Extracted data entries:
----------------

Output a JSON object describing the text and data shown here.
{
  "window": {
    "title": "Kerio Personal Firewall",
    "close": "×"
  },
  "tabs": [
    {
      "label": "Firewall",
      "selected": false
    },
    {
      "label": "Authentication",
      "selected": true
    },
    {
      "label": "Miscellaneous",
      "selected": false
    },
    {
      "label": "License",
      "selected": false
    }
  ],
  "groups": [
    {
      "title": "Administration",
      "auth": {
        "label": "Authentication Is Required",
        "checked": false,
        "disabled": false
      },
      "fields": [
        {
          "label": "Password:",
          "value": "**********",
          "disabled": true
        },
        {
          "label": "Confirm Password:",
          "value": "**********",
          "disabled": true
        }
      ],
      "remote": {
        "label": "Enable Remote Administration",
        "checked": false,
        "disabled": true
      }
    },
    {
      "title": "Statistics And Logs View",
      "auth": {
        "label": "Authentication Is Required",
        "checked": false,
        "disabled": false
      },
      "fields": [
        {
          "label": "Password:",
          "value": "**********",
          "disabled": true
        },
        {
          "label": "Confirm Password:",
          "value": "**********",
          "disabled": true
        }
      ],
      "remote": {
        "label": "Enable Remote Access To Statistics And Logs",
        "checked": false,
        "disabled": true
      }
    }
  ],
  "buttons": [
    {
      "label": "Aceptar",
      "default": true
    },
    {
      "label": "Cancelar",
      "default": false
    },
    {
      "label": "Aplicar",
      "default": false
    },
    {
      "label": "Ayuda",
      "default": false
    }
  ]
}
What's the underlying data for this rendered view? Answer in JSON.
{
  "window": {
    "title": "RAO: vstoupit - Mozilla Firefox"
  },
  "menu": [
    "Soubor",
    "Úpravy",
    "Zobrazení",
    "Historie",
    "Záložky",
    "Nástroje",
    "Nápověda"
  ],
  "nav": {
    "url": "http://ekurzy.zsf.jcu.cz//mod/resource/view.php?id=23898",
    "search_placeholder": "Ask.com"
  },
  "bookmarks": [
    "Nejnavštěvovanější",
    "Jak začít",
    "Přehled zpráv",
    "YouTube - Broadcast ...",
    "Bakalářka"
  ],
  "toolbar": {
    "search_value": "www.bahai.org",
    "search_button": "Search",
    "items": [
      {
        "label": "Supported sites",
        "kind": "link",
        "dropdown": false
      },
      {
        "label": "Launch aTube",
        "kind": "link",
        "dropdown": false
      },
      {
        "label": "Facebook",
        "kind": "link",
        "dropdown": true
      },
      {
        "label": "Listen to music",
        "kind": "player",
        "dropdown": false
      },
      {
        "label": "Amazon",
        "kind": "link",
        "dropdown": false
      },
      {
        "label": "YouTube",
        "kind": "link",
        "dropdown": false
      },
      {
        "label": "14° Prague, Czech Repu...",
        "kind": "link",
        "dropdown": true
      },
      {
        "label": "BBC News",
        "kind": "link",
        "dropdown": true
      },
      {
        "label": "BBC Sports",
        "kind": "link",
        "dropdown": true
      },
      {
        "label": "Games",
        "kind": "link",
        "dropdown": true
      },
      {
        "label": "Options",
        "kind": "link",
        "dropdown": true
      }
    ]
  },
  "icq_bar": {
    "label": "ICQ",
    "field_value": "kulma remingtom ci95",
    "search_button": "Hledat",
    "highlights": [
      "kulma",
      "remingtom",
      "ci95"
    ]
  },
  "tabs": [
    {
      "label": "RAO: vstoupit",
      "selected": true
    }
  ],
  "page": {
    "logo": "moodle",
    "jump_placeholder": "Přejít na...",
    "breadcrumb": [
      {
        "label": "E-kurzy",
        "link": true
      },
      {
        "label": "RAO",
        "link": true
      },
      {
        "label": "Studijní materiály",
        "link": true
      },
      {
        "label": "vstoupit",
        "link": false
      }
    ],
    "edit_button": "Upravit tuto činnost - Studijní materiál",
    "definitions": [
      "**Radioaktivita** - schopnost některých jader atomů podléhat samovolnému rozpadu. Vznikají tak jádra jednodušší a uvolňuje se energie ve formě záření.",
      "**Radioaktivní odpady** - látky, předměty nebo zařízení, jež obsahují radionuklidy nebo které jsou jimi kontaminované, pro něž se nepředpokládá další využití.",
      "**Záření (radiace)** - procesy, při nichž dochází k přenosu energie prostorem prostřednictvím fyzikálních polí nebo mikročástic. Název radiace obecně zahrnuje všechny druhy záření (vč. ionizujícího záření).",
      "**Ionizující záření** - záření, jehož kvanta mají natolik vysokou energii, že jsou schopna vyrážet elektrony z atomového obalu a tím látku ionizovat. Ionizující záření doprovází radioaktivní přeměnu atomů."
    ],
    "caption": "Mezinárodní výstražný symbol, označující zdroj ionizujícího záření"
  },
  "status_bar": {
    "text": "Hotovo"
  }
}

----------------

Requirements:
Above are the records; retype them all without a single difference.

Output for this exercise:
Output a JSON object describing the text and data shown here.
{
  "window": {
    "title": "Kerio Personal Firewall",
    "close": "×"
  },
  "tabs": [
    {
      "label": "Firewall",
      "selected": false
    },
    {
      "label": "Authentication",
      "selected": true
    },
    {
      "label": "Miscellaneous",
      "selected": false
    },
    {
      "label": "License",
      "selected": false
    }
  ],
  "groups": [
    {
      "title": "Administration",
      "auth": {
        "label": "Authentication Is Required",
        "checked": false,
        "disabled": false
      },
      "fields": [
        {
          "label": "Password:",
          "value": "**********",
          "disabled": true
        },
        {
          "label": "Confirm Password:",
          "value": "**********",
          "disabled": true
        }
      ],
      "remote": {
        "label": "Enable Remote Administration",
        "checked": false,
        "disabled": true
      }
    },
    {
      "title": "Statistics And Logs View",
      "auth": {
        "label": "Authentication Is Required",
        "checked": false,
        "disabled": false
      },
      "fields": [
        {
          "label": "Password:",
          "value": "**********",
          "disabled": true
        },
        {
          "label": "Confirm Password:",
          "value": "**********",
          "disabled": true
        }
      ],
      "remote": {
        "label": "Enable Remote Access To Statistics And Logs",
        "checked": false,
        "disabled": true
      }
    }
  ],
  "buttons": [
    {
      "label": "Aceptar",
      "default": true
    },
    {
      "label": "Cancelar",
      "default": false
    },
    {
      "label": "Aplicar",
      "default": false
    },
    {
      "label": "Ayuda",
      "default": false
    }
  ]
}
What's the underlying data for this rendered view? Answer in JSON.
{
  "window": {
    "title": "RAO: vstoupit - Mozilla Firefox"
  },
  "menu": [
    "Soubor",
    "Úpravy",
    "Zobrazení",
    "Historie",
    "Záložky",
    "Nástroje",
    "Nápověda"
  ],
  "nav": {
    "url": "http://ekurzy.zsf.jcu.cz//mod/resource/view.php?id=23898",
    "search_placeholder": "Ask.com"
  },
  "bookmarks": [
    "Nejnavštěvovanější",
    "Jak začít",
    "Přehled zpráv",
    "YouTube - Broadcast ...",
    "Bakalářka"
  ],
  "toolbar": {
    "search_value": "www.bahai.org",
    "search_button": "Search",
    "items": [
      {
        "label": "Supported sites",
        "kind": "link",
        "dropdown": false
      },
      {
        "label": "Launch aTube",
        "kind": "link",
        "dropdown": false
      },
      {
        "label": "Facebook",
        "kind": "link",
        "dropdown": true
      },
      {
        "label": "Listen to music",
        "kind": "player",
        "dropdown": false
      },
      {
        "label": "Amazon",
        "kind": "link",
        "dropdown": false
      },
      {
        "label": "YouTube",
        "kind": "link",
        "dropdown": false
      },
      {
        "label": "14° Prague, Czech Repu...",
        "kind": "link",
        "dropdown": true
      },
      {
        "label": "BBC News",
        "kind": "link",
        "dropdown": true
      },
      {
        "label": "BBC Sports",
        "kind": "link",
        "dropdown": true
      },
      {
        "label": "Games",
        "kind": "link",
        "dropdown": true
      },
      {
        "label": "Options",
        "kind": "link",
        "dropdown": true
      }
    ]
  },
  "icq_bar": {
    "label": "ICQ",
    "field_value": "kulma remingtom ci95",
    "search_button": "Hledat",
    "highlights": [
      "kulma",
      "remingtom",
      "ci95"
    ]
  },
  "tabs": [
    {
      "label": "RAO: vstoupit",
      "selected": true
    }
  ],
  "page": {
    "logo": "moodle",
    "jump_placeholder": "Přejít na...",
    "breadcrumb": [
      {
        "label": "E-kurzy",
        "link": true
      },
      {
        "label": "RAO",
        "link": true
      },
      {
        "label": "Studijní materiály",
        "link": true
      },
      {
        "label": "vstoupit",
        "link": false
      }
    ],
    "edit_button": "Upravit tuto činnost - Studijní materiál",
    "definitions": [
      "**Radioaktivita** - schopnost některých jader atomů podléhat samovolnému rozpadu. Vznikají tak jádra jednodušší a uvolňuje se energie ve formě záření.",
      "**Radioaktivní odpady** - látky, předměty nebo zařízení, jež obsahují radionuklidy nebo které jsou jimi kontaminované, pro něž se nepředpokládá další využití.",
      "**Záření (radiace)** - procesy, při nichž dochází k přenosu energie prostorem prostřednictvím fyzikálních polí nebo mikročástic. Název radiace obecně zahrnuje všechny druhy záření (vč. ionizujícího záření).",
      "**Ionizující záření** - záření, jehož kvanta mají natolik vysokou energii, že jsou schopna vyrážet elektrony z atomového obalu a tím látku ionizovat. Ionizující záření doprovází radioaktivní přeměnu atomů."
    ],
    "caption": "Mezinárodní výstražný symbol, označující zdroj ionizujícího záření"
  },
  "status_bar": {
    "text": "Hotovo"
  }
}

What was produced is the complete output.